What needs to be done: Extract every text line from all of the items below without changing any of them, and leave the pictures out.

* begin *

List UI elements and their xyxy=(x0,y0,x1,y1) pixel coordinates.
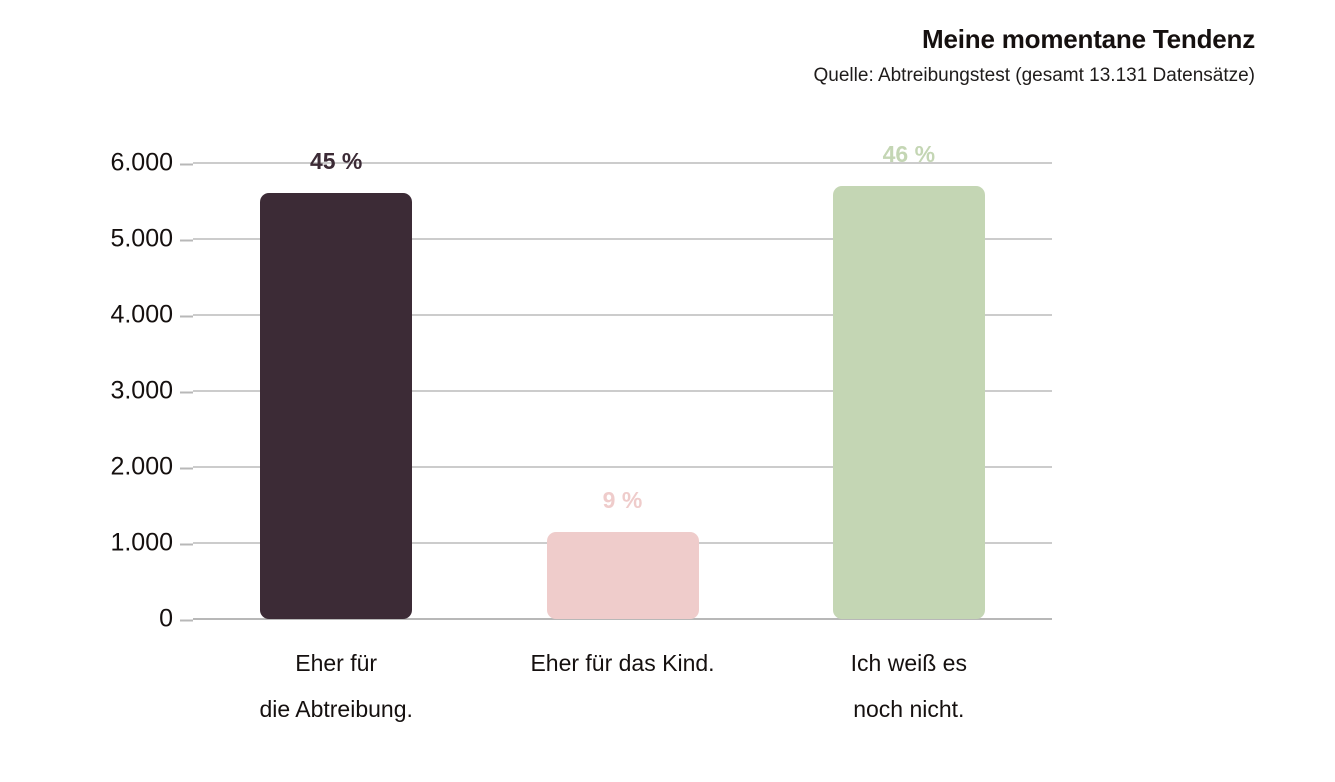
x-axis-category-label: Eher für das Kind. xyxy=(479,640,765,686)
y-axis-tick-mark xyxy=(180,391,193,393)
gridline xyxy=(193,162,1052,164)
y-axis-tick-mark xyxy=(180,163,193,165)
y-axis-tick-label: 2.000 xyxy=(0,453,193,482)
x-axis-category-line: Eher für das Kind. xyxy=(530,650,715,676)
y-axis: 0 1.000 2.000 3.000 4.000 5.000 6.000 xyxy=(0,149,193,633)
bar[interactable] xyxy=(546,531,699,619)
x-axis-category-line: Ich weiß es xyxy=(850,650,967,676)
y-axis-tick-mark xyxy=(180,619,193,621)
gridline xyxy=(193,466,1052,468)
chart-subtitle: Quelle: Abtreibungstest (gesamt 13.131 D… xyxy=(813,65,1255,86)
x-axis-line xyxy=(193,618,1052,620)
gridline xyxy=(193,390,1052,392)
bar-group[interactable]: 9 % xyxy=(546,163,699,619)
bars-layer: 45 % 9 % 46 % xyxy=(193,141,1052,619)
page-title: Meine momentane Tendenz xyxy=(922,24,1255,54)
y-axis-tick-mark xyxy=(180,239,193,241)
bar[interactable] xyxy=(832,185,985,619)
x-axis-category-label: Ich weiß es noch nicht. xyxy=(766,640,1052,732)
y-axis-tick-label: 3.000 xyxy=(0,377,193,406)
gridline xyxy=(193,314,1052,316)
x-axis-category-label: Eher für die Abtreibung. xyxy=(193,640,479,732)
y-axis-tick-label: 4.000 xyxy=(0,301,193,330)
y-axis-tick-label: 0 xyxy=(0,605,193,634)
bar-value-label: 46 % xyxy=(882,140,936,167)
chart-header: Meine momentane Tendenz Quelle: Abtreibu… xyxy=(0,0,1295,85)
x-axis: Eher für die Abtreibung. Eher für das Kind… xyxy=(193,640,1052,760)
y-axis-tick-label: 1.000 xyxy=(0,529,193,558)
y-axis-tick-mark xyxy=(180,543,193,545)
bar-value-label: 9 % xyxy=(602,486,643,513)
x-axis-category-line: die Abtreibung. xyxy=(259,696,413,722)
gridline xyxy=(193,238,1052,240)
y-axis-tick-label: 6.000 xyxy=(0,149,193,178)
bar-group[interactable]: 45 % xyxy=(260,148,413,619)
x-axis-category-line: Eher für xyxy=(295,650,378,676)
y-axis-tick-mark xyxy=(180,315,193,317)
y-axis-tick-label: 5.000 xyxy=(0,225,193,254)
bar-value-label: 45 % xyxy=(309,148,363,175)
bar-group[interactable]: 46 % xyxy=(832,141,985,619)
bar[interactable] xyxy=(260,193,413,619)
y-axis-tick-mark xyxy=(180,467,193,469)
x-axis-category-line: noch nicht. xyxy=(853,696,965,722)
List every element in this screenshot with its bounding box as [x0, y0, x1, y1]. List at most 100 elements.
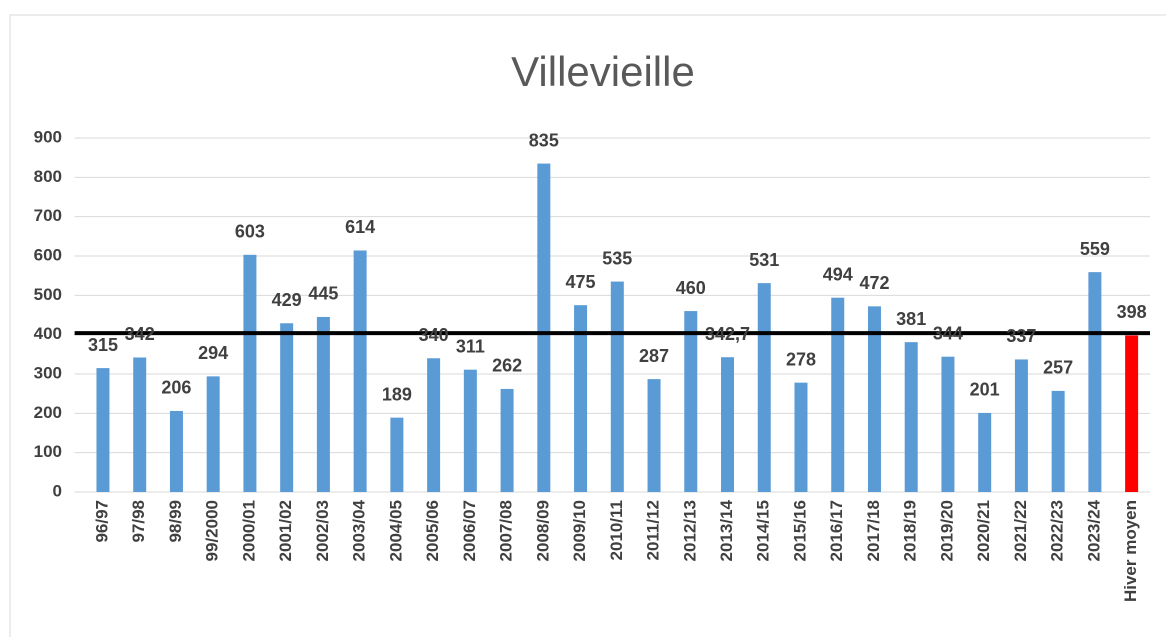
x-tick-label: 2016/17 — [827, 500, 846, 561]
chart-frame — [9, 14, 1166, 637]
data-label: 315 — [88, 335, 118, 355]
data-label: 201 — [970, 380, 1000, 400]
y-tick-label: 900 — [34, 127, 62, 146]
bar — [721, 357, 735, 492]
bar — [978, 412, 992, 492]
x-tick-label: 2014/15 — [754, 500, 773, 561]
y-tick-label: 100 — [34, 442, 62, 461]
bar — [684, 311, 698, 492]
y-tick-label: 600 — [34, 245, 62, 264]
x-tick-label: 2009/10 — [570, 500, 589, 561]
bar — [1051, 390, 1065, 492]
bar — [463, 369, 477, 492]
bar — [500, 388, 514, 492]
y-tick-label: 0 — [53, 481, 62, 500]
bar — [574, 305, 588, 492]
data-label: 381 — [896, 309, 926, 329]
data-label: 342 — [125, 324, 155, 344]
data-label: 337 — [1006, 326, 1036, 346]
x-tick-label: 2003/04 — [350, 499, 369, 561]
data-label: 262 — [492, 356, 522, 376]
data-label: 535 — [602, 248, 632, 268]
x-tick-label: 98/99 — [166, 500, 185, 543]
bar — [1088, 272, 1102, 492]
data-label: 257 — [1043, 358, 1073, 378]
x-tick-label: 2017/18 — [864, 500, 883, 561]
x-tick-label: 2013/14 — [717, 499, 736, 561]
data-label: 559 — [1080, 239, 1110, 259]
data-label: 429 — [272, 290, 302, 310]
bar — [1014, 359, 1028, 492]
x-tick-label: 2019/20 — [937, 500, 956, 561]
data-label: 835 — [529, 130, 559, 150]
x-tick-label: 2018/19 — [901, 500, 920, 561]
data-label: 344 — [933, 323, 963, 343]
x-tick-label: 2012/13 — [680, 500, 699, 561]
x-tick-label: 2005/06 — [423, 500, 442, 561]
bar — [133, 357, 147, 492]
x-tick-label: 2021/22 — [1011, 500, 1030, 561]
x-tick-label: 2000/01 — [239, 500, 258, 561]
x-tick-label: Hiver moyen — [1121, 500, 1140, 602]
bar — [867, 306, 881, 492]
bar — [757, 283, 771, 492]
bar — [353, 250, 367, 492]
bar — [647, 379, 661, 492]
data-label: 531 — [749, 250, 779, 270]
bar — [390, 417, 404, 492]
bar — [537, 163, 551, 493]
bar — [280, 323, 294, 492]
bar — [831, 297, 845, 492]
data-label: 287 — [639, 346, 669, 366]
x-tick-label: 2022/23 — [1048, 500, 1067, 561]
data-label: 206 — [161, 378, 191, 398]
y-tick-label: 300 — [34, 363, 62, 382]
data-label: 189 — [382, 384, 412, 404]
bar — [96, 368, 110, 492]
y-tick-label: 200 — [34, 403, 62, 422]
x-tick-label: 99/2000 — [203, 500, 222, 561]
bar — [610, 281, 624, 492]
bar — [941, 356, 955, 492]
x-tick-label: 96/97 — [92, 500, 111, 543]
bar — [206, 376, 220, 492]
y-tick-label: 800 — [34, 167, 62, 186]
x-tick-label: 97/98 — [129, 500, 148, 543]
data-label: 475 — [566, 272, 596, 292]
x-tick-label: 2008/09 — [533, 500, 552, 561]
data-label: 340 — [419, 325, 449, 345]
data-label: 311 — [456, 336, 485, 356]
data-label: 614 — [345, 217, 375, 237]
x-tick-label: 2007/08 — [497, 500, 516, 561]
y-tick-label: 400 — [34, 324, 62, 343]
x-tick-label: 2010/11 — [607, 500, 626, 561]
bar — [243, 254, 257, 492]
data-label: 294 — [198, 343, 228, 363]
data-label: 342,7 — [705, 324, 750, 344]
x-tick-label: 2006/07 — [460, 500, 479, 561]
y-tick-label: 500 — [34, 285, 62, 304]
data-label: 445 — [308, 284, 338, 304]
x-tick-label: 2011/12 — [644, 500, 663, 561]
bar — [904, 342, 918, 492]
x-tick-label: 2001/02 — [276, 500, 295, 561]
y-tick-label: 700 — [34, 206, 62, 225]
bar — [794, 382, 808, 492]
x-tick-label: 2004/05 — [386, 500, 405, 561]
bar — [169, 410, 183, 492]
data-label: 603 — [235, 222, 265, 242]
bar — [1125, 335, 1139, 492]
x-tick-label: 2020/21 — [974, 500, 993, 561]
data-label: 278 — [786, 349, 816, 369]
data-label: 494 — [823, 264, 853, 284]
data-label: 460 — [676, 278, 706, 298]
x-tick-label: 2015/16 — [790, 500, 809, 561]
x-tick-label: 2023/24 — [1084, 499, 1103, 561]
bar — [316, 316, 330, 492]
data-label: 472 — [859, 273, 889, 293]
data-label: 398 — [1117, 302, 1147, 322]
x-tick-label: 2002/03 — [313, 500, 332, 561]
chart-title: Villevieille — [511, 48, 695, 95]
bar — [427, 358, 441, 492]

* end *

Finished answer:
List UI elements and their xyxy=(x0,y0,x1,y1) pixel coordinates.
x-axis-category-label: Eher für das Kind. xyxy=(479,640,765,686)
y-axis-tick-mark xyxy=(180,391,193,393)
gridline xyxy=(193,162,1052,164)
y-axis-tick-mark xyxy=(180,163,193,165)
y-axis-tick-label: 2.000 xyxy=(0,453,193,482)
x-axis-category-line: Eher für das Kind. xyxy=(530,650,715,676)
y-axis: 0 1.000 2.000 3.000 4.000 5.000 6.000 xyxy=(0,149,193,633)
bar[interactable] xyxy=(546,531,699,619)
x-axis-category-line: Ich weiß es xyxy=(850,650,967,676)
y-axis-tick-mark xyxy=(180,619,193,621)
gridline xyxy=(193,466,1052,468)
chart-subtitle: Quelle: Abtreibungstest (gesamt 13.131 D… xyxy=(813,65,1255,86)
x-axis-line xyxy=(193,618,1052,620)
gridline xyxy=(193,390,1052,392)
bar-group[interactable]: 9 % xyxy=(546,163,699,619)
bars-layer: 45 % 9 % 46 % xyxy=(193,141,1052,619)
page-title: Meine momentane Tendenz xyxy=(922,24,1255,54)
y-axis-tick-mark xyxy=(180,239,193,241)
bar[interactable] xyxy=(832,185,985,619)
x-axis-category-label: Ich weiß es noch nicht. xyxy=(766,640,1052,732)
y-axis-tick-label: 3.000 xyxy=(0,377,193,406)
gridline xyxy=(193,314,1052,316)
x-axis-category-label: Eher für die Abtreibung. xyxy=(193,640,479,732)
y-axis-tick-label: 4.000 xyxy=(0,301,193,330)
y-axis-tick-label: 0 xyxy=(0,605,193,634)
bar-value-label: 46 % xyxy=(882,140,936,167)
chart-header: Meine momentane Tendenz Quelle: Abtreibu… xyxy=(0,0,1295,85)
x-axis: Eher für die Abtreibung. Eher für das Kind… xyxy=(193,640,1052,760)
y-axis-tick-label: 1.000 xyxy=(0,529,193,558)
y-axis-tick-mark xyxy=(180,543,193,545)
bar-value-label: 9 % xyxy=(602,486,643,513)
x-axis-category-line: die Abtreibung. xyxy=(259,696,413,722)
gridline xyxy=(193,238,1052,240)
y-axis-tick-label: 6.000 xyxy=(0,149,193,178)
bar-group[interactable]: 45 % xyxy=(260,148,413,619)
x-axis-category-line: Eher für xyxy=(295,650,378,676)
y-axis-tick-mark xyxy=(180,315,193,317)
y-axis-tick-label: 5.000 xyxy=(0,225,193,254)
bar-value-label: 45 % xyxy=(309,148,363,175)
bar-group[interactable]: 46 % xyxy=(832,141,985,619)
bar[interactable] xyxy=(260,193,413,619)
y-axis-tick-mark xyxy=(180,467,193,469)
x-axis-category-line: noch nicht. xyxy=(853,696,965,722)
List every element in this screenshot with its bounding box as [x0, y0, x1, y1]. List at most 100 elements.
x-tick-label: 2016/17 — [827, 500, 846, 561]
chart-frame — [9, 14, 1166, 637]
data-label: 315 — [88, 335, 118, 355]
data-label: 201 — [970, 380, 1000, 400]
y-tick-label: 900 — [34, 127, 62, 146]
bar — [721, 357, 735, 492]
bar — [978, 412, 992, 492]
x-tick-label: 2014/15 — [754, 500, 773, 561]
y-tick-label: 100 — [34, 442, 62, 461]
bar — [684, 311, 698, 492]
y-tick-label: 600 — [34, 245, 62, 264]
x-tick-label: 2009/10 — [570, 500, 589, 561]
bar — [1051, 390, 1065, 492]
bar — [463, 369, 477, 492]
bar — [500, 388, 514, 492]
y-tick-label: 0 — [53, 481, 62, 500]
bar — [574, 305, 588, 492]
data-label: 381 — [896, 309, 926, 329]
data-label: 342 — [125, 324, 155, 344]
data-label: 337 — [1006, 326, 1036, 346]
x-tick-label: 2003/04 — [350, 499, 369, 561]
data-label: 262 — [492, 356, 522, 376]
data-label: 535 — [602, 248, 632, 268]
x-tick-label: 98/99 — [166, 500, 185, 543]
bar — [1088, 272, 1102, 492]
data-label: 257 — [1043, 358, 1073, 378]
x-tick-label: 2017/18 — [864, 500, 883, 561]
x-tick-label: 2013/14 — [717, 499, 736, 561]
data-label: 559 — [1080, 239, 1110, 259]
data-label: 429 — [272, 290, 302, 310]
bar — [1014, 359, 1028, 492]
x-tick-label: 2019/20 — [937, 500, 956, 561]
data-label: 835 — [529, 130, 559, 150]
x-tick-label: 2018/19 — [901, 500, 920, 561]
data-label: 344 — [933, 323, 963, 343]
x-tick-label: 2012/13 — [680, 500, 699, 561]
x-tick-label: 2005/06 — [423, 500, 442, 561]
bar — [133, 357, 147, 492]
x-tick-label: 2021/22 — [1011, 500, 1030, 561]
x-tick-label: 2000/01 — [239, 500, 258, 561]
x-tick-label: Hiver moyen — [1121, 500, 1140, 602]
bar — [867, 306, 881, 492]
bar — [757, 283, 771, 492]
bar — [353, 250, 367, 492]
bar — [647, 379, 661, 492]
data-label: 531 — [749, 250, 779, 270]
bar — [390, 417, 404, 492]
bar — [537, 163, 551, 493]
bar — [280, 323, 294, 492]
bar — [831, 297, 845, 492]
data-label: 287 — [639, 346, 669, 366]
x-tick-label: 2022/23 — [1048, 500, 1067, 561]
data-label: 206 — [161, 378, 191, 398]
y-tick-label: 300 — [34, 363, 62, 382]
data-label: 189 — [382, 384, 412, 404]
bar — [96, 368, 110, 492]
y-tick-label: 200 — [34, 403, 62, 422]
x-tick-label: 99/2000 — [203, 500, 222, 561]
bar — [610, 281, 624, 492]
bar — [941, 356, 955, 492]
x-tick-label: 96/97 — [92, 500, 111, 543]
bar — [206, 376, 220, 492]
y-tick-label: 800 — [34, 167, 62, 186]
x-tick-label: 97/98 — [129, 500, 148, 543]
data-label: 475 — [566, 272, 596, 292]
x-tick-label: 2008/09 — [533, 500, 552, 561]
data-label: 340 — [419, 325, 449, 345]
data-label: 311 — [456, 336, 485, 356]
data-label: 614 — [345, 217, 375, 237]
x-tick-label: 2007/08 — [497, 500, 516, 561]
y-tick-label: 400 — [34, 324, 62, 343]
x-tick-label: 2010/11 — [607, 500, 626, 561]
bar — [243, 254, 257, 492]
data-label: 294 — [198, 343, 228, 363]
data-label: 342,7 — [705, 324, 750, 344]
x-tick-label: 2006/07 — [460, 500, 479, 561]
y-tick-label: 500 — [34, 285, 62, 304]
data-label: 445 — [308, 284, 338, 304]
x-tick-label: 2011/12 — [644, 500, 663, 561]
bar — [904, 342, 918, 492]
x-tick-label: 2001/02 — [276, 500, 295, 561]
y-tick-label: 700 — [34, 206, 62, 225]
bar — [794, 382, 808, 492]
x-tick-label: 2004/05 — [386, 500, 405, 561]
bar — [169, 410, 183, 492]
data-label: 603 — [235, 222, 265, 242]
bar — [1125, 335, 1139, 492]
x-tick-label: 2020/21 — [974, 500, 993, 561]
data-label: 278 — [786, 349, 816, 369]
data-label: 494 — [823, 264, 853, 284]
data-label: 460 — [676, 278, 706, 298]
x-tick-label: 2015/16 — [790, 500, 809, 561]
x-tick-label: 2023/24 — [1084, 499, 1103, 561]
bar — [316, 316, 330, 492]
data-label: 472 — [859, 273, 889, 293]
data-label: 398 — [1117, 302, 1147, 322]
x-tick-label: 2002/03 — [313, 500, 332, 561]
chart-title: Villevieille — [511, 48, 695, 95]
bar — [427, 358, 441, 492]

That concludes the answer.